Records contained in a dataset.
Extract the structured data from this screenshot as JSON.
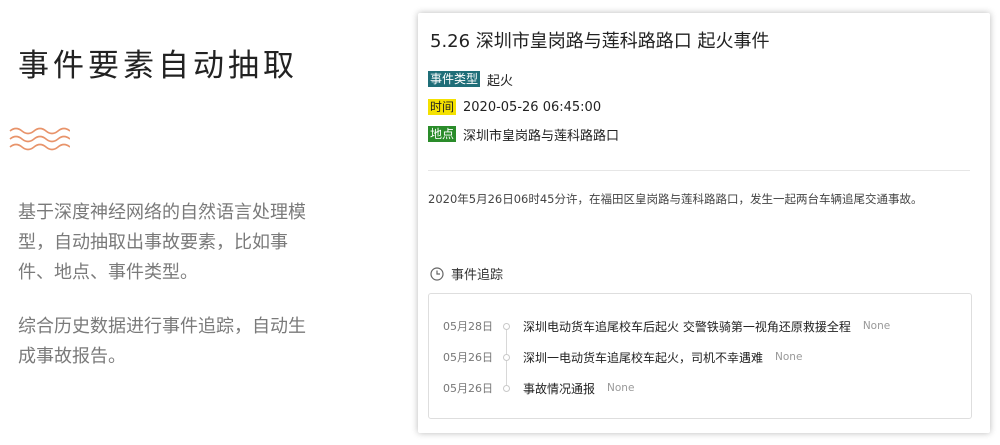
{
  "intro": {
    "title": "事件要素自动抽取",
    "paragraph1": "基于深度神经网络的自然语言处理模型，自动抽取出事故要素，比如事件、地点、事件类型。",
    "paragraph2": "综合历史数据进行事件追踪，自动生成事故报告。"
  },
  "card": {
    "title": "5.26 深圳市皇岗路与莲科路路口 起火事件",
    "fields": [
      {
        "tag": "事件类型",
        "value": "起火"
      },
      {
        "tag": "时间",
        "value": "2020-05-26 06:45:00"
      },
      {
        "tag": "地点",
        "value": "深圳市皇岗路与莲科路路口"
      }
    ],
    "summary": "2020年5月26日06时45分许，在福田区皇岗路与莲科路路口，发生一起两台车辆追尾交通事故。",
    "tracking": {
      "title": "事件追踪",
      "items": [
        {
          "date": "05月28日",
          "text": "深圳电动货车追尾校车后起火 交警铁骑第一视角还原救援全程",
          "source": "None"
        },
        {
          "date": "05月26日",
          "text": "深圳一电动货车追尾校车起火，司机不幸遇难",
          "source": "None"
        },
        {
          "date": "05月26日",
          "text": "事故情况通报",
          "source": "None"
        }
      ]
    }
  },
  "colors": {
    "tag_type": "#1f6e78",
    "tag_time": "#f4e100",
    "tag_place": "#2a8c2a",
    "wave_accent": "#e8936a"
  }
}
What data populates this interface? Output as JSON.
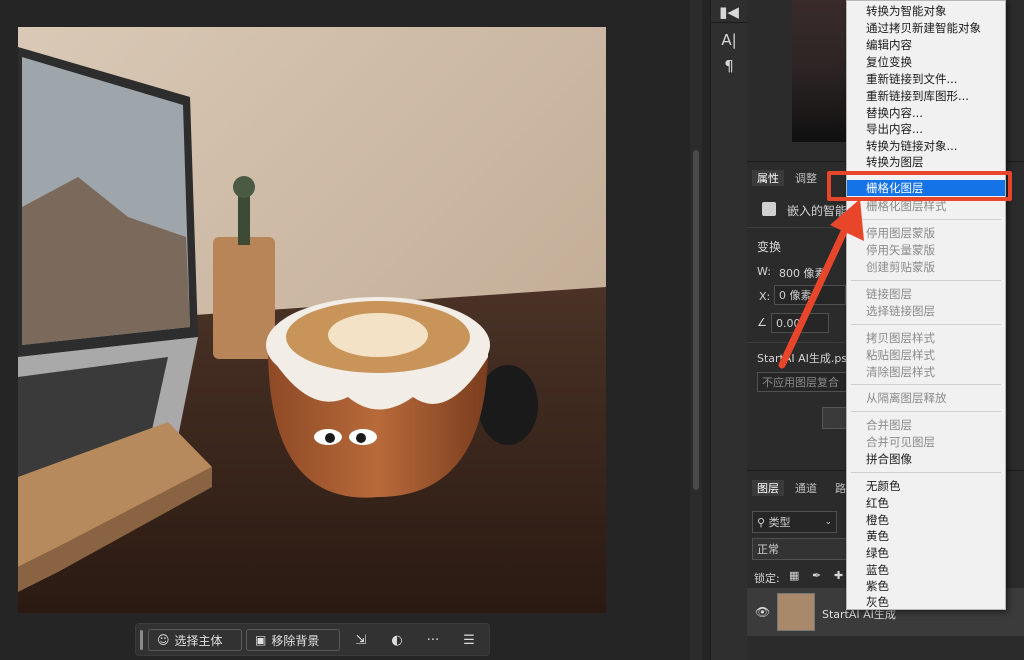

PROBLEM STATEMENT.
Omitting all images, retype each line of the records precisely.

OUTPUT FOR THIS EXERCISE.
Extract the structured data from this screenshot as JSON.
{
  "intro": {
    "title": "事件要素自动抽取",
    "paragraph1": "基于深度神经网络的自然语言处理模型，自动抽取出事故要素，比如事件、地点、事件类型。",
    "paragraph2": "综合历史数据进行事件追踪，自动生成事故报告。"
  },
  "card": {
    "title": "5.26 深圳市皇岗路与莲科路路口 起火事件",
    "fields": [
      {
        "tag": "事件类型",
        "value": "起火"
      },
      {
        "tag": "时间",
        "value": "2020-05-26 06:45:00"
      },
      {
        "tag": "地点",
        "value": "深圳市皇岗路与莲科路路口"
      }
    ],
    "summary": "2020年5月26日06时45分许，在福田区皇岗路与莲科路路口，发生一起两台车辆追尾交通事故。",
    "tracking": {
      "title": "事件追踪",
      "items": [
        {
          "date": "05月28日",
          "text": "深圳电动货车追尾校车后起火 交警铁骑第一视角还原救援全程",
          "source": "None"
        },
        {
          "date": "05月26日",
          "text": "深圳一电动货车追尾校车起火，司机不幸遇难",
          "source": "None"
        },
        {
          "date": "05月26日",
          "text": "事故情况通报",
          "source": "None"
        }
      ]
    }
  },
  "colors": {
    "tag_type": "#1f6e78",
    "tag_time": "#f4e100",
    "tag_place": "#2a8c2a",
    "wave_accent": "#e8936a"
  }
}
What data populates this interface? Output as JSON.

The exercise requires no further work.